Extracted text:
- Opening Delimiter -
Golden Rice is a genetically modified white rice that contains higher-than-normal levels of vitamin A. It was developed over 20 years ago to help combat blindness and high levels of HIV, malaria, and tuberculosis in the developing world - conditions to which susceptibility is known to increase in vitamin A-deficient people.
Crops have also been modified to be more resilient to climate and weather conditions. For instance, semi-dwarf wheat was developed as an alternative to traditional wheat, with shorter stalks. This feature conferred an advantage to semi-dwarf wheat; it didn't fall over when yields of grain got too high and so too heavy, nor when strong winds blew through.
Indeed, semi-dwarf wheat has been the dominant variety of commercially-grown wheat in use for decades, and has been credited with kick-starting the Green Revolution of the 1960s, and saving over a billion people from starvation.
It has made weed and pest management much easier and safer, with the advent of crops and animals engineered to be resistant to common effects of pests and weeds. Examples include herbicide-tolerant soybean plants or insect-resistance cotton crops.
Similarly, agri biotechnology has been used to protect crops from disease. For example, the US papaya industry was practically saved from collapse when papayas resistant to the papaya ringspot virus were developed.
Crops are being developed with the ability to grow in salty soils, or to better withstand drought The first of their kind are just entering the marketplace. Such innovations may be increasingly important in adapting to or in some cases helping to mitigate the effects of climate change.
Additionally, biotechnology in agriculture can be used to boost yields and quality of yields, as explored with the semi-dwarf wheat example earlier. Yields in India and Pakistan doubled very shortly following its introduction on the Asian Sub-Continent.
- Closing Delimiter -
Stored data:
- Opening Delimiter -
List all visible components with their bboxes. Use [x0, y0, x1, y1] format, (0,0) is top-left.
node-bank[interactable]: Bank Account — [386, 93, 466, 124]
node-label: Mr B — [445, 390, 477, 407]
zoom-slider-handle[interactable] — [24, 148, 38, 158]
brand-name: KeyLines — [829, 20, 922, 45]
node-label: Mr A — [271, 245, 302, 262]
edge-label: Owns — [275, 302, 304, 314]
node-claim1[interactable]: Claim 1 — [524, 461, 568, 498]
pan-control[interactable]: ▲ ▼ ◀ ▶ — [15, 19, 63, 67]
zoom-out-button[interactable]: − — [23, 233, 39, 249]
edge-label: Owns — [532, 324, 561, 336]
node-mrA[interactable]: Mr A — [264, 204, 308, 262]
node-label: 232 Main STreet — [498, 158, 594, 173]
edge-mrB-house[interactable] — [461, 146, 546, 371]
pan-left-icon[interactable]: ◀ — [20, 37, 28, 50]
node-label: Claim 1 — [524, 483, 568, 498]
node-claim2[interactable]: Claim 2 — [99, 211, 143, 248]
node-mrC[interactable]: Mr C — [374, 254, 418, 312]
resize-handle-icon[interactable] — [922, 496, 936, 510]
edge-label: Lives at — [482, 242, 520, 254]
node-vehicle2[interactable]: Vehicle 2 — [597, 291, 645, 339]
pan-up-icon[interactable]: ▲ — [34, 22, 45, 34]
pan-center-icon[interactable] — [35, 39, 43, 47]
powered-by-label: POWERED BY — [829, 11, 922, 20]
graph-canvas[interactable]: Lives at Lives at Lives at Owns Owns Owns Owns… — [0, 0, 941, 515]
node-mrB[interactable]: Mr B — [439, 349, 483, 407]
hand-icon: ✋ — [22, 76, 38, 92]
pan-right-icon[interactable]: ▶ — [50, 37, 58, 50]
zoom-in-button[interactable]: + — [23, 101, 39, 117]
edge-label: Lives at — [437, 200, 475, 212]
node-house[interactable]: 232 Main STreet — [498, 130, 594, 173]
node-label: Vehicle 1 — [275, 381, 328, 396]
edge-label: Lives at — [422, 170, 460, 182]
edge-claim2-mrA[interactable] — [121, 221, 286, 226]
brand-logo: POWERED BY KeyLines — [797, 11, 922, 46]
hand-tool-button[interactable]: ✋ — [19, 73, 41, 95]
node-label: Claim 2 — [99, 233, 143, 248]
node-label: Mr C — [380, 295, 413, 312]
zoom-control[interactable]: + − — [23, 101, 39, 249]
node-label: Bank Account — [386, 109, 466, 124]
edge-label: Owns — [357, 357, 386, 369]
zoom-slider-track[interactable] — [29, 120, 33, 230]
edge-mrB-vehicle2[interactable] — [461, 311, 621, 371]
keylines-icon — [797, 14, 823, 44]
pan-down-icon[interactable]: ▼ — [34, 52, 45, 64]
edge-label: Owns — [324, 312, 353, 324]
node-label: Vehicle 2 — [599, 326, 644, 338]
- Closing Delimiter -
Work instruction 1:
In the passage on crop biotechnology above, rewrite the paragraph beginning "Crops have also been modified" as a short bulleted list, keeping its main facts.
Work instruction 2:
Summarize the passage on crop biotechnology in two sentences.
Work instruction 3:
Please carry on the passage on crop biotechnology, starting after its last sentence.

Answer 1:
- Crops have been modified to better withstand climate and weather conditions.
- Semi-dwarf wheat was developed as an alternative to traditional wheat and has shorter stalks.
- Because of its shorter stalks, it did not fall over when heavy grain yields weighed it down or when strong winds blew.

Answer 2:
Genetic modification has produced crops such as Golden Rice, which has higher-than-normal levels of vitamin A, and semi-dwarf wheat, whose shorter stalks keep it from falling over and which is credited with starting the Green Revolution and saving over a billion people from starvation. Agricultural biotechnology has also made weed and pest management easier and safer, protected crops from disease, produced crops that can grow in salty soils or better withstand drought, and boosted yields.

Answer 3:
Benefits extend beyond the direct interference in agricultural processes. Agri biotechnology has also facilitated increased understanding of key pathogens responsible for food-borne diseases such as Listeria and Campylobacter. These breakthroughs make our food supply and storage much safer, and can help us identify novel treatments for such outbreaks.
As researchers better understand key biological processes underpinning effective and efficient agricultural management, agri biotechnology will play an increasingly instrumental role in global food production.
Future avenues of biotechnology and agricultural technology include introducing new and improved traits to plants, animals, and microorganisms, which improve food production efficiencies. More effective diagnostic tests, better vaccines and antibiotics, and tools for biosafety analysis.
Applications such as reducing allergens in foods and creating the tools to better evaluate GMOs and their potential environmental problems, such as induced resistance in pests or disease pathogens. For example, researchers are monitoring the insect pests of certain crops such as corn and cotton for emergence of a Bt resistance - the compound produced by these crops as a biological insecticide.
Of course, this research is controversial for many, and has been undeniably politicised in recent years. The moral and ethical arguments that interfering in the natural order of things is akin to 'playing God' will always exist in certain circles, and lead to push back against agri biotechnology research.
Similarly, valid scientific objections exist, the most commonly cited one being that the long term effects of genetic engineering specifically are not well known or documented, and could lead to disastrous unforeseeable consequences for our ecosystems.
Agricultural biotechnology has the power to seriously transform our food system and pave the way to a food secure world, even in the face of rising populations. It has been at the core of several food and agriculture initiatives that have already proved successful over the last half-century, and could continue to provide valuable solutions should we let it.